Aim of the task: Go through the listing below and list every line with "Lace".

+++

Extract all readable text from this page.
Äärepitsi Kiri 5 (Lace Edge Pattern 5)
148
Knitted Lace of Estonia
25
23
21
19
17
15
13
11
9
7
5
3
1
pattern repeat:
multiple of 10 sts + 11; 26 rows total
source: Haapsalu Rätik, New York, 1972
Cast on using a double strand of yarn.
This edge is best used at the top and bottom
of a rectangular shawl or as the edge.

+++

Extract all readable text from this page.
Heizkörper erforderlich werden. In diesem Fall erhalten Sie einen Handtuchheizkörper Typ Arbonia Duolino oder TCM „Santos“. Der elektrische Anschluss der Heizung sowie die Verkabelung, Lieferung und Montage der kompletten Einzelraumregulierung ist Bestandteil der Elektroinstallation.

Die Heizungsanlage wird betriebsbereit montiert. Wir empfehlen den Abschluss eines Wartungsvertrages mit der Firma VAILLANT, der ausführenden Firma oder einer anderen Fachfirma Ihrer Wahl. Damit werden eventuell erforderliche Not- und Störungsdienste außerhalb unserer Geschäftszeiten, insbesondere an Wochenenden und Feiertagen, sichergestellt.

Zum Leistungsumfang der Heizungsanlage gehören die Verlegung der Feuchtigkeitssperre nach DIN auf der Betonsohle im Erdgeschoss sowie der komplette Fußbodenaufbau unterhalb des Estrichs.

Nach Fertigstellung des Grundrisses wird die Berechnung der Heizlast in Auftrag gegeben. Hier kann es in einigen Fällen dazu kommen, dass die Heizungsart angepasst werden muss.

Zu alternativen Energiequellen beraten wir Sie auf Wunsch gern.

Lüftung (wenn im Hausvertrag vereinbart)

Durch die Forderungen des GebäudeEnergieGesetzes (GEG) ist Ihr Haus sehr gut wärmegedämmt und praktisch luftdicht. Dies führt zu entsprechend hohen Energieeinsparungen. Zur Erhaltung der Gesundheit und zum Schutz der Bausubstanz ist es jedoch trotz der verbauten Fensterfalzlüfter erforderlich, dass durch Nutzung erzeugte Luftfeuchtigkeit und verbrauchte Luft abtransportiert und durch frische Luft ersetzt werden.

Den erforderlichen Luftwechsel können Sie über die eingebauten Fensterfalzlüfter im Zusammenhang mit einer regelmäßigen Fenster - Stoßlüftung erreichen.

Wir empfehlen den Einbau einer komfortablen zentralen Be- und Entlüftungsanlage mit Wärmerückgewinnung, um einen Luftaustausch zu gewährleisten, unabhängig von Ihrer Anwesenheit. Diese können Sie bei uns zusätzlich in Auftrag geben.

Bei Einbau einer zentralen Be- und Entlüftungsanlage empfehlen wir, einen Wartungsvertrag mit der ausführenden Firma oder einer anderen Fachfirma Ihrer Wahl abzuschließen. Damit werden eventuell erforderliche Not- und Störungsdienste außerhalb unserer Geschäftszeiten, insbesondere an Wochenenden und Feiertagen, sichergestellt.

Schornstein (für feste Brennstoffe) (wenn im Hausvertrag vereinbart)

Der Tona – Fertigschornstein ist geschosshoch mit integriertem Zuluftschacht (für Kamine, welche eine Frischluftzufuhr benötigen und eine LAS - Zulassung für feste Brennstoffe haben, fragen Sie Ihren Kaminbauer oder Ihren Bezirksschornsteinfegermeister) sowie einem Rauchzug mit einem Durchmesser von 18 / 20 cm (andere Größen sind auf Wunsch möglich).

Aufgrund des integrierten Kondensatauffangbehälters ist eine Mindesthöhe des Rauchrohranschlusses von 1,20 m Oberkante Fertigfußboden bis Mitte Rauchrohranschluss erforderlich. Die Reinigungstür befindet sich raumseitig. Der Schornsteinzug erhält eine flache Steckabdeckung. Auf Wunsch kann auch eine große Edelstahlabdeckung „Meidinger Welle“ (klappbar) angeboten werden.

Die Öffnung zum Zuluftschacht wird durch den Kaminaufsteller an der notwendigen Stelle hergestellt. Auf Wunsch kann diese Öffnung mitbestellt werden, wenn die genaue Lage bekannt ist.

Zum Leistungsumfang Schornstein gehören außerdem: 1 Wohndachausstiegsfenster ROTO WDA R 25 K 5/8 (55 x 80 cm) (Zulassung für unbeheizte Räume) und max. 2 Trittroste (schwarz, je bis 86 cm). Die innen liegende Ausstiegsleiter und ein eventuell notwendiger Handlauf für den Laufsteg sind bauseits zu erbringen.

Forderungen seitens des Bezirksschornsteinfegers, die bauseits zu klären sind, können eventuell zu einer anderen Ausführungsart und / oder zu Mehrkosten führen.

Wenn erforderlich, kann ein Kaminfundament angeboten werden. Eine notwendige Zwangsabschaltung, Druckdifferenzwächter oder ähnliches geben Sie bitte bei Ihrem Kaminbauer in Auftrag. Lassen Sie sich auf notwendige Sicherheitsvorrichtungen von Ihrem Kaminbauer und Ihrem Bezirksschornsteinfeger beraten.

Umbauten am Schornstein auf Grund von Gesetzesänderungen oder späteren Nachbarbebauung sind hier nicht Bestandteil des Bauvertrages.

+++

Result below:
Äärepitsi Kiri 5 (Lace Edge Pattern 5)
Knitted Lace of Estonia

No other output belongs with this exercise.